- _Directive_: Write out all the lines again, precisely as they stand, but without the images.
---------- Record excerpts
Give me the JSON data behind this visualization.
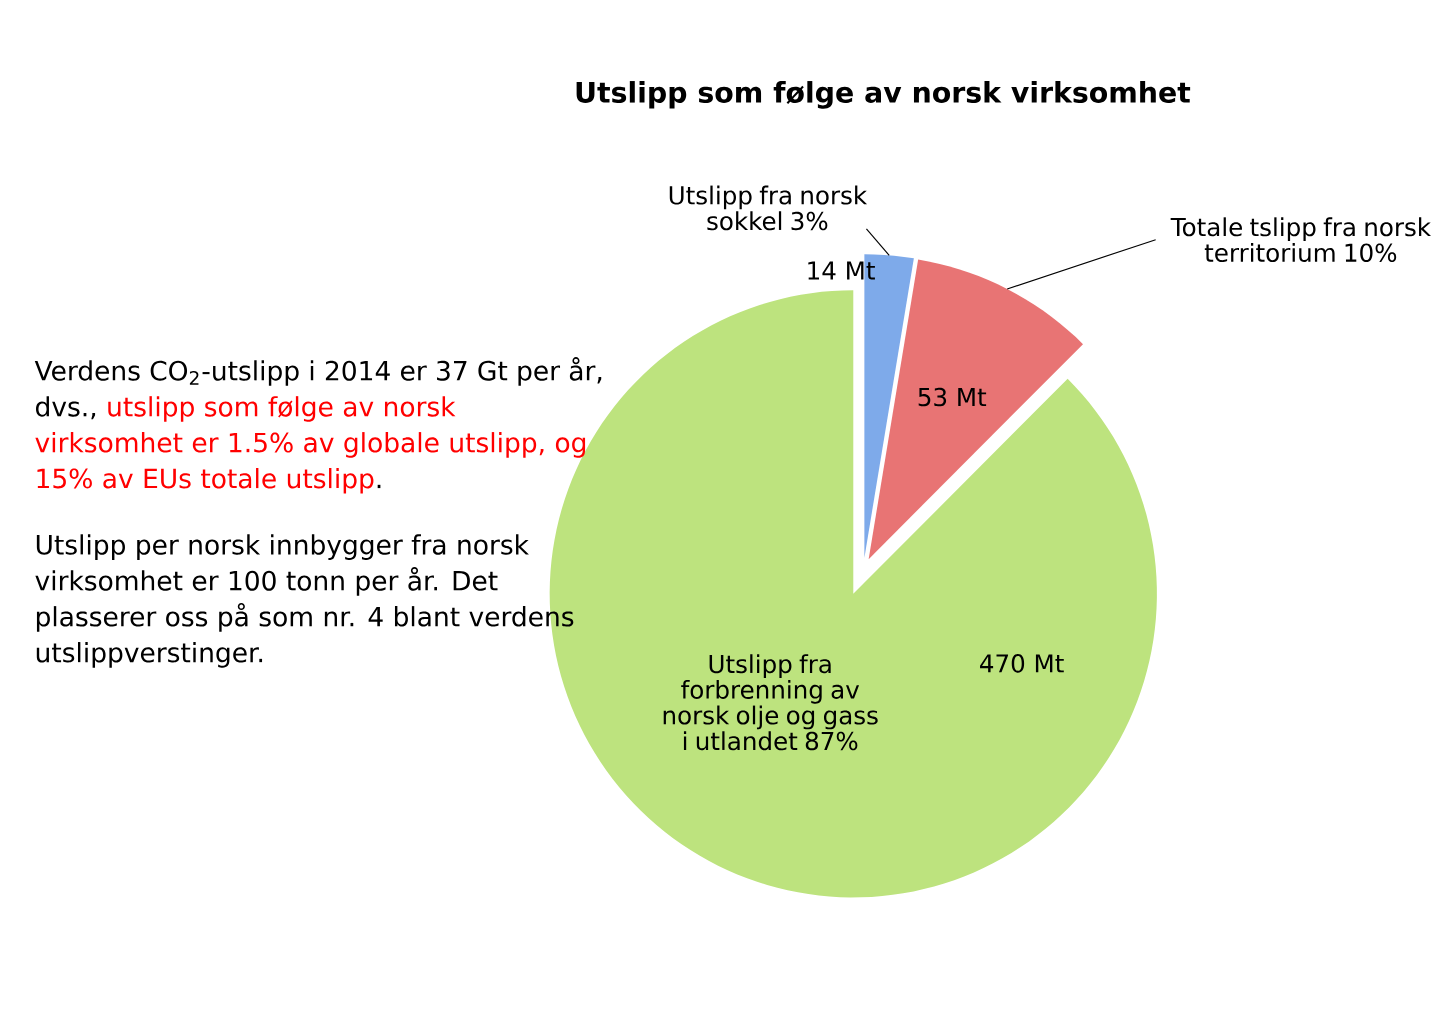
{
  "chart_data": {
    "type": "pie",
    "title": "Utslipp som følge av norsk virksomhet",
    "categories": [
      "Utslipp fra norsk sokkel 3%",
      "Totale tslipp fra norsk  territorium 10%",
      "Utslipp fra forbrenning av norsk olje og gass i utlandet 87%"
    ],
    "values": [
      14,
      53,
      470
    ],
    "value_labels": [
      "14 Mt",
      "53 Mt",
      "470 Mt"
    ],
    "colors": [
      "#7eaaea",
      "#e87474",
      "#bde37e"
    ],
    "annotations": [
      "Verdens  CO$_{2}$-utslipp i 2014 er 37 Gt per år, dvs.,",
      "utslipp som følge av norsk virksomhet er 1.5% av globale utslipp, og 15% av EUs totale utslipp",
      ".",
      "Utslipp per norsk innbygger fra  norsk virksomhet er 100 tonn per år. Det plasserer oss på som nr. 4 blant verdens utslippverstinger."
    ]
  }
}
--------------------
- _Solution for this exercise_:
Give me the JSON data behind this visualization.
{
  "chart_data": {
    "type": "pie",
    "title": "Utslipp som følge av norsk virksomhet",
    "categories": [
      "Utslipp fra norsk sokkel 3%",
      "Totale tslipp fra norsk  territorium 10%",
      "Utslipp fra forbrenning av norsk olje og gass i utlandet 87%"
    ],
    "values": [
      14,
      53,
      470
    ],
    "value_labels": [
      "14 Mt",
      "53 Mt",
      "470 Mt"
    ],
    "colors": [
      "#7eaaea",
      "#e87474",
      "#bde37e"
    ],
    "annotations": [
      "Verdens  CO$_{2}$-utslipp i 2014 er 37 Gt per år, dvs.,",
      "utslipp som følge av norsk virksomhet er 1.5% av globale utslipp, og 15% av EUs totale utslipp",
      ".",
      "Utslipp per norsk innbygger fra  norsk virksomhet er 100 tonn per år. Det plasserer oss på som nr. 4 blant verdens utslippverstinger."
    ]
  }
}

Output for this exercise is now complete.